++++ DATA SHOWN
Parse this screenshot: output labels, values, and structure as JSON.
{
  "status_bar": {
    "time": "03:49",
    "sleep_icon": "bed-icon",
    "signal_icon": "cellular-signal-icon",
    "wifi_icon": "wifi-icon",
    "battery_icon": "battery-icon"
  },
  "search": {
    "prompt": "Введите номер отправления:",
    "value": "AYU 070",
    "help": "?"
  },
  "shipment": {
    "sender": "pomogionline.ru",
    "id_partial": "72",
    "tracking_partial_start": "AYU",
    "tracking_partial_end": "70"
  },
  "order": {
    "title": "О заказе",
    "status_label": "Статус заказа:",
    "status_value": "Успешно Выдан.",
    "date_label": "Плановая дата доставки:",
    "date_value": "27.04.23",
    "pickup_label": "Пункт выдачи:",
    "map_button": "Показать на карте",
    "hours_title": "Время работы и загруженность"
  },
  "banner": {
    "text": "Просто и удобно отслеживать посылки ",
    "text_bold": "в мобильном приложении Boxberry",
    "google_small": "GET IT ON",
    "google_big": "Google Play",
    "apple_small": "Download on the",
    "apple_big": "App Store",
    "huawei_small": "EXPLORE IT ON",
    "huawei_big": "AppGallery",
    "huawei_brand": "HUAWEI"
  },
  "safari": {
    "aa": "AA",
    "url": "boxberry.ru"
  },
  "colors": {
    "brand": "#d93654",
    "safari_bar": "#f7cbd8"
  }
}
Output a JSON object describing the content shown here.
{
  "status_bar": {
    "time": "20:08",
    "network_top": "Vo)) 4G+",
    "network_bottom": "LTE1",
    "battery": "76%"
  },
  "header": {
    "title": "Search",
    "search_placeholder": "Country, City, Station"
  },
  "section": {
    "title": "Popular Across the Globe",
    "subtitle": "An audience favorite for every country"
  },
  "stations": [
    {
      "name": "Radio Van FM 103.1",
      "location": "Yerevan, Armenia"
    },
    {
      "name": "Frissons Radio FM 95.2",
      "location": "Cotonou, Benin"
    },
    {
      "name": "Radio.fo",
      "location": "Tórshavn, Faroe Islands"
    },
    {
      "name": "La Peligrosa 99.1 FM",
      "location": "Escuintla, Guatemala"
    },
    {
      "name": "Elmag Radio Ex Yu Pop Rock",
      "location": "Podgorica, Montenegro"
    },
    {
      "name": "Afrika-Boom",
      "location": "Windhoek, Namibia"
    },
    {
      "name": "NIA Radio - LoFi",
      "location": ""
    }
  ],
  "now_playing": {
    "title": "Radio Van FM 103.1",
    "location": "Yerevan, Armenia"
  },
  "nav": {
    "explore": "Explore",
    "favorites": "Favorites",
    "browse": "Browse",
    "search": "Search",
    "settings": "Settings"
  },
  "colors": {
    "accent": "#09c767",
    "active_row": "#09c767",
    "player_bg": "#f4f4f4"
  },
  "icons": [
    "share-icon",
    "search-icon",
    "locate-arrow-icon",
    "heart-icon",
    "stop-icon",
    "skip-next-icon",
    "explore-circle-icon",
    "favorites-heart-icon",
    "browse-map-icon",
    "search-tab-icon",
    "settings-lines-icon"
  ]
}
++++++++
◆ YOUR GOAL: Nothing should be left out: repeat all of the data exactly.

◆ ANSWER TO THE TASK:
Parse this screenshot: output labels, values, and structure as JSON.
{
  "status_bar": {
    "time": "03:49",
    "sleep_icon": "bed-icon",
    "signal_icon": "cellular-signal-icon",
    "wifi_icon": "wifi-icon",
    "battery_icon": "battery-icon"
  },
  "search": {
    "prompt": "Введите номер отправления:",
    "value": "AYU 070",
    "help": "?"
  },
  "shipment": {
    "sender": "pomogionline.ru",
    "id_partial": "72",
    "tracking_partial_start": "AYU",
    "tracking_partial_end": "70"
  },
  "order": {
    "title": "О заказе",
    "status_label": "Статус заказа:",
    "status_value": "Успешно Выдан.",
    "date_label": "Плановая дата доставки:",
    "date_value": "27.04.23",
    "pickup_label": "Пункт выдачи:",
    "map_button": "Показать на карте",
    "hours_title": "Время работы и загруженность"
  },
  "banner": {
    "text": "Просто и удобно отслеживать посылки ",
    "text_bold": "в мобильном приложении Boxberry",
    "google_small": "GET IT ON",
    "google_big": "Google Play",
    "apple_small": "Download on the",
    "apple_big": "App Store",
    "huawei_small": "EXPLORE IT ON",
    "huawei_big": "AppGallery",
    "huawei_brand": "HUAWEI"
  },
  "safari": {
    "aa": "AA",
    "url": "boxberry.ru"
  },
  "colors": {
    "brand": "#d93654",
    "safari_bar": "#f7cbd8"
  }
}
Output a JSON object describing the content shown here.
{
  "status_bar": {
    "time": "20:08",
    "network_top": "Vo)) 4G+",
    "network_bottom": "LTE1",
    "battery": "76%"
  },
  "header": {
    "title": "Search",
    "search_placeholder": "Country, City, Station"
  },
  "section": {
    "title": "Popular Across the Globe",
    "subtitle": "An audience favorite for every country"
  },
  "stations": [
    {
      "name": "Radio Van FM 103.1",
      "location": "Yerevan, Armenia"
    },
    {
      "name": "Frissons Radio FM 95.2",
      "location": "Cotonou, Benin"
    },
    {
      "name": "Radio.fo",
      "location": "Tórshavn, Faroe Islands"
    },
    {
      "name": "La Peligrosa 99.1 FM",
      "location": "Escuintla, Guatemala"
    },
    {
      "name": "Elmag Radio Ex Yu Pop Rock",
      "location": "Podgorica, Montenegro"
    },
    {
      "name": "Afrika-Boom",
      "location": "Windhoek, Namibia"
    },
    {
      "name": "NIA Radio - LoFi",
      "location": ""
    }
  ],
  "now_playing": {
    "title": "Radio Van FM 103.1",
    "location": "Yerevan, Armenia"
  },
  "nav": {
    "explore": "Explore",
    "favorites": "Favorites",
    "browse": "Browse",
    "search": "Search",
    "settings": "Settings"
  },
  "colors": {
    "accent": "#09c767",
    "active_row": "#09c767",
    "player_bg": "#f4f4f4"
  },
  "icons": [
    "share-icon",
    "search-icon",
    "locate-arrow-icon",
    "heart-icon",
    "stop-icon",
    "skip-next-icon",
    "explore-circle-icon",
    "favorites-heart-icon",
    "browse-map-icon",
    "search-tab-icon",
    "settings-lines-icon"
  ]
}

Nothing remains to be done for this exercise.